• _INPUT_:
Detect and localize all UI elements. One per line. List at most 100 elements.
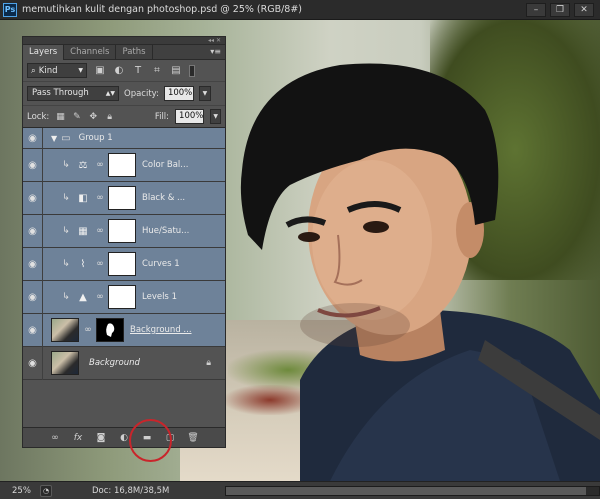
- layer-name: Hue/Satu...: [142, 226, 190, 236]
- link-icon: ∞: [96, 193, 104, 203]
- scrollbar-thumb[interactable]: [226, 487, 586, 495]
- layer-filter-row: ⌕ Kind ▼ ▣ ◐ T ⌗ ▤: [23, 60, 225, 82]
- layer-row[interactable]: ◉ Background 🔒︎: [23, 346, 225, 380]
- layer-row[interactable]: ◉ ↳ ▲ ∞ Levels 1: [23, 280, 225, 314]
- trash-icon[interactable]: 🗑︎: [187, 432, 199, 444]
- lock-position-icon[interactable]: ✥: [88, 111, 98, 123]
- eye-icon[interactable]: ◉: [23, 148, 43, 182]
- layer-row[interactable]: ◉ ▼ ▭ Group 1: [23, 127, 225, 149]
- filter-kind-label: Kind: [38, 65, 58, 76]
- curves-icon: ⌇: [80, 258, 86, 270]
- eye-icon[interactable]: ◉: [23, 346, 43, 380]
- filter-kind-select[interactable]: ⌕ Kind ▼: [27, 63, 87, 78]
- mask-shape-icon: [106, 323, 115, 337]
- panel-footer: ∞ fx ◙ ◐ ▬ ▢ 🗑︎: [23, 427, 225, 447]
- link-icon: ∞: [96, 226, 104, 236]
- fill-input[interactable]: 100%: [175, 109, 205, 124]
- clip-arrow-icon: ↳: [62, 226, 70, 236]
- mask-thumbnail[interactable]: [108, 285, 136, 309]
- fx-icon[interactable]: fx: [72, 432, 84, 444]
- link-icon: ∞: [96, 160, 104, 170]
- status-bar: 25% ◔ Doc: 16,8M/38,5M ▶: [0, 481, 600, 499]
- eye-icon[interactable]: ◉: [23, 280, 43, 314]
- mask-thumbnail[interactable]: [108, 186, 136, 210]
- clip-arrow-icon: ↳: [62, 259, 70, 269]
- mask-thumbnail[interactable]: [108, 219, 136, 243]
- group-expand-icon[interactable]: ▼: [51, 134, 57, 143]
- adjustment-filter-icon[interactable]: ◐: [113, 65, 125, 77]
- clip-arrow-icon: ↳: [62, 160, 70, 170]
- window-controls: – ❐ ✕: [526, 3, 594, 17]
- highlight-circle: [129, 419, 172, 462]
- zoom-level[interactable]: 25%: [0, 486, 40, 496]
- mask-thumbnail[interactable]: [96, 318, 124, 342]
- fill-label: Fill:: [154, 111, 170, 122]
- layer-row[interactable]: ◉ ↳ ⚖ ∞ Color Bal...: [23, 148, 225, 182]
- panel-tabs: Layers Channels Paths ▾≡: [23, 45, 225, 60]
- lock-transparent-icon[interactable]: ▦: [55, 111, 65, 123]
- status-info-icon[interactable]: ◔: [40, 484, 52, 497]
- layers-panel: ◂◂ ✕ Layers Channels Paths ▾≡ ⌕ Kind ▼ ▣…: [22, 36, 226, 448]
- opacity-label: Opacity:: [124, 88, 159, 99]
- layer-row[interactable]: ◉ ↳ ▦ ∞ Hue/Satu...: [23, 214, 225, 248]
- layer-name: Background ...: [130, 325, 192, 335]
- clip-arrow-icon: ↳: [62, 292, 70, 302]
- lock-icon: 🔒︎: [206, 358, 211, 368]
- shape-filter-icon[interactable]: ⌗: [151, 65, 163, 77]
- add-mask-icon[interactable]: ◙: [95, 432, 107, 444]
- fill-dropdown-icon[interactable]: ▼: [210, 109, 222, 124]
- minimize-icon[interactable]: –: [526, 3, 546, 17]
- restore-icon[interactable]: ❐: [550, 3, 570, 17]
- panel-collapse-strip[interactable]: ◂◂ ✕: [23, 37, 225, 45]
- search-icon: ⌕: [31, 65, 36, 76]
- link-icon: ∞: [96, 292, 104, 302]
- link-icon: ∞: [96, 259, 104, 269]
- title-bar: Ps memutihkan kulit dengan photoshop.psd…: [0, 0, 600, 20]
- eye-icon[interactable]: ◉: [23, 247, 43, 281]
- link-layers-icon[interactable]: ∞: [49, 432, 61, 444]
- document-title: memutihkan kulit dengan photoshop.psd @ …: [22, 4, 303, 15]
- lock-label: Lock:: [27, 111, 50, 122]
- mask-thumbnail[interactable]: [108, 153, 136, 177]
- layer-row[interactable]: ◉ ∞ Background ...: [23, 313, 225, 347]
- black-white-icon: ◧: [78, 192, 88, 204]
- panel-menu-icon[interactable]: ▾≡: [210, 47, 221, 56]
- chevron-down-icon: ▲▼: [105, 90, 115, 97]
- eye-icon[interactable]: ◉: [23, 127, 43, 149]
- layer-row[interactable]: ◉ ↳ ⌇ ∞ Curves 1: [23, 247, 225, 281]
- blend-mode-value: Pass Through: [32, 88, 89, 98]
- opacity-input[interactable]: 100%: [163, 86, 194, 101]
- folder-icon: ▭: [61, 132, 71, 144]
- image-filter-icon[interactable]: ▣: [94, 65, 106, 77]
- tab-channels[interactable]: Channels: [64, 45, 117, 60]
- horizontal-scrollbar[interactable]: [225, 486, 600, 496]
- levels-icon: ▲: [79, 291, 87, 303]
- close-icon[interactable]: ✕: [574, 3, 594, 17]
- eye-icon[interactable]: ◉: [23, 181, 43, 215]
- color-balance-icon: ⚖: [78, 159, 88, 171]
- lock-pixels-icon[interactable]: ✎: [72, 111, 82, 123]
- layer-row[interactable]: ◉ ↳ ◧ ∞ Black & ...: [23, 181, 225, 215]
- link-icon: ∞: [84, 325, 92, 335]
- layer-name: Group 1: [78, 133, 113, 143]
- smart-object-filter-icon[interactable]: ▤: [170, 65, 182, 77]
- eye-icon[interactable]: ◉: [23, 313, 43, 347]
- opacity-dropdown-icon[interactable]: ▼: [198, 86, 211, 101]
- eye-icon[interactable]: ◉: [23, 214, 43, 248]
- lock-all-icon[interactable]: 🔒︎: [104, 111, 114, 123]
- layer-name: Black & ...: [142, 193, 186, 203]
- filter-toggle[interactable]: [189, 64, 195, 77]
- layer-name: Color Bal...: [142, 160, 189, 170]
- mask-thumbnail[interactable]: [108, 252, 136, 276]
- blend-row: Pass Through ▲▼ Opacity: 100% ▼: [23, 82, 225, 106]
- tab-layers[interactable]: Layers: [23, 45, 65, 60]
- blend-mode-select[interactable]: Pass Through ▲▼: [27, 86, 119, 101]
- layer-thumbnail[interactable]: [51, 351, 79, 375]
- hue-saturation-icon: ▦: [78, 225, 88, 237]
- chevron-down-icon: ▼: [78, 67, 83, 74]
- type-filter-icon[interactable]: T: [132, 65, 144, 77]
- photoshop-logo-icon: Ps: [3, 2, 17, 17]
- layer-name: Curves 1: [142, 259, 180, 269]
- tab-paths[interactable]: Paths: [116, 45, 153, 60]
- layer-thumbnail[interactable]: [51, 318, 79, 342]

• _THE PROBLEM_:
Rewrite the lines starting at the one containing "- layer-name: Hue/Satu...: [142, 226, 190, 236]" and ending at the one containing "- mask-thumbnail[interactable]: [108, 285, 136, 309]", changing "link-icon" to "chain-icon" and keeping everything else the same.

• _OUTPUT BELOW_:
- layer-name: Hue/Satu...: [142, 226, 190, 236]
- chain-icon: ∞: [96, 193, 104, 203]
- scrollbar-thumb[interactable]: [226, 487, 586, 495]
- layer-filter-row: ⌕ Kind ▼ ▣ ◐ T ⌗ ▤: [23, 60, 225, 82]
- layer-row[interactable]: ◉ Background 🔒︎: [23, 346, 225, 380]
- layer-row[interactable]: ◉ ↳ ▲ ∞ Levels 1: [23, 280, 225, 314]
- trash-icon[interactable]: 🗑︎: [187, 432, 199, 444]
- lock-position-icon[interactable]: ✥: [88, 111, 98, 123]
- eye-icon[interactable]: ◉: [23, 148, 43, 182]
- layer-row[interactable]: ◉ ▼ ▭ Group 1: [23, 127, 225, 149]
- filter-kind-label: Kind: [38, 65, 58, 76]
- curves-icon: ⌇: [80, 258, 86, 270]
- eye-icon[interactable]: ◉: [23, 346, 43, 380]
- filter-kind-select[interactable]: ⌕ Kind ▼: [27, 63, 87, 78]
- mask-shape-icon: [106, 323, 115, 337]
- panel-footer: ∞ fx ◙ ◐ ▬ ▢ 🗑︎: [23, 427, 225, 447]
- chain-icon: ∞: [96, 226, 104, 236]
- fill-input[interactable]: 100%: [175, 109, 205, 124]
- clip-arrow-icon: ↳: [62, 226, 70, 236]
- mask-thumbnail[interactable]: [108, 285, 136, 309]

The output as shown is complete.